— TEKST ŹRÓDŁOWY —
Malbenrok

Avatar Bilolus1
Właściciel
Malbenrok upadł..teraz to tylko powoli upadające ruiny, jedyni mieszkańcy to mutanty, szczury oraz pozostałości z armii księcia wampirów które nie wyruszyły z całością i po prostu się zagubiły.. ponoć jednak..mimo całego tego mroku krążą plotki o ludziach którzy ukryci od miesięcy walczą tu o przetrwanie..

Zdjęcie użytkownika Bilolus1 w temacie Malbenrok

Avatar Bilolus1
Właściciel
Stałeś tuż przed bramą gigantycznego zamku, a tuż obok ciebie Julka .

- Uważaj, to główna siedziba magów światła . Nie wiem co zrobisz żeby dostać się do ich księcia, ale coś zrobić musisz .

Avatar
Konto usunięte
-Zaraz, co? Nigdy nie uda mi się tam dostać... To tak jak wpuścić mnie do klatki...

Avatar Bilolus1
Właściciel
- Sam się zgodziłeś u Księcia, zresztą . W południe i tak pewnie nie będą sprawdzać wszystkich przechodniów przy bramie więc wejść, wejdziesz

Avatar
Konto usunięte
-Owszem, wejdę. Gorzej jak dostanę się do mistrza zakonu. Zgodziłem się bo wielkiego wyboru nie miałem.

— ZADANIA DO WYKONANIA —
1 – Przepisz wiernie fragment tekstu źródłowego, który rozpoczyna się słowami „Zdjęcie użytkownika Bilolus1”, a kończy słowami „mnie do klatki...”.
2 – Kontynuuj opowieść o Malbenroku, zaczynając bezpośrednio po jej ostatnim zdaniu.

— WYCIĄG DANYCH —
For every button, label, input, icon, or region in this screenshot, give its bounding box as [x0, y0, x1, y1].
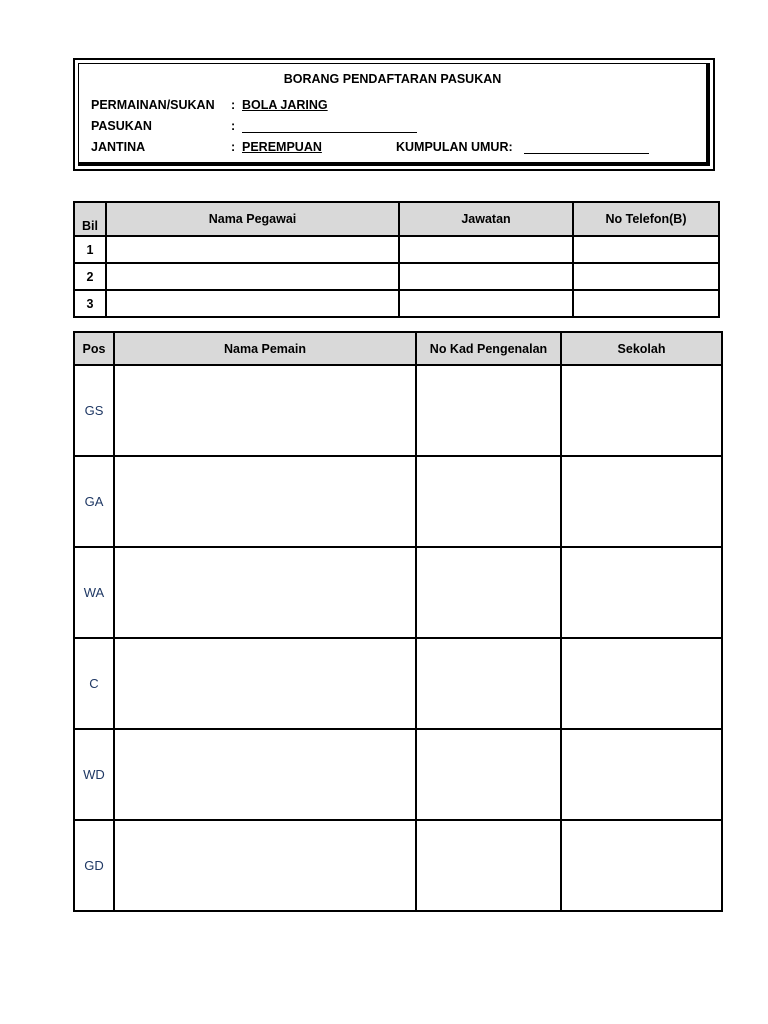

— ODPOWIEDZI PISEMNE —
1 –
Zdjęcie użytkownika Bilolus1 w temacie Malbenrok

Avatar Bilolus1
Właściciel
Stałeś tuż przed bramą gigantycznego zamku, a tuż obok ciebie Julka .

- Uważaj, to główna siedziba magów światła . Nie wiem co zrobisz żeby dostać się do ich księcia, ale coś zrobić musisz .

Avatar
Konto usunięte
-Zaraz, co? Nigdy nie uda mi się tam dostać... To tak jak wpuścić mnie do klatki...

2 –
Avatar Bilolus1
Właściciel
- Nie mam pojęcia jak to zrobisz, ale to zrobisz . Nie wiem, spróbuj dopaść go w nocy ? Tylko bez popisów i zabijania jak ostatnio, twoja rewolta u krasnoludów tylko mi przeszkadza .

Avatar
Konto usunięte
-Czy mistrz jest tylko w swoim pałacu? Czy czasem z niego wychodzi?

Avatar Bilolus1
Właściciel
- Wychodzi na obchody i machanie ręką do ludu, ale zazwyczaj w zbroi płytowej.. mógłbyś ją uszkodzić wtedy wyszedłby w szacie..

Avatar
Konto usunięte
-Zbroje też trzyma w pałacu?

Avatar Bilolus1
Właściciel
- Nie, jest w osobnym budynku pilnowana przez przywołańca - anioła światła .

Avatar
Konto usunięte
-Jest jakieś inne wejście do tego budynku?

Avatar Bilolus1
Właściciel
- Nie do końca wiadomo po co założono tam przeszklony otwierany od góry dach .

Avatar
Konto usunięte
-Hm... To nie będzie łatwe. Idź już

Avatar Bilolus1
Właściciel
- Jak sobie życzysz -. odeszła kilka kroków ukłoniła się i.. znikła .

Avatar
Konto usunięte
Poszedł do karczmy, zapłacił za pokój i poszedł spać do północy

Avatar Bilolus1
Właściciel
Obudziłeś się równo o północy, ze snu wyrwał cię wielki zegar który chyba budził na jakieś obrzędy.. wielu ludzi wyszło na ulicę i ruszyła w stronę katedry.. tłum może ułatwić ci dotarcie do budynku .

Avatar
Konto usunięte
Szedł w stronę budynku z zbroja

Avatar Bilolus1
Właściciel
Tłum odłączał się w pewnym momencie, trafiłeś tam bez większego problemu . Przed budynkiem stał anioł, miał na sobie ciężką zbroję, biło od niego potężne światło .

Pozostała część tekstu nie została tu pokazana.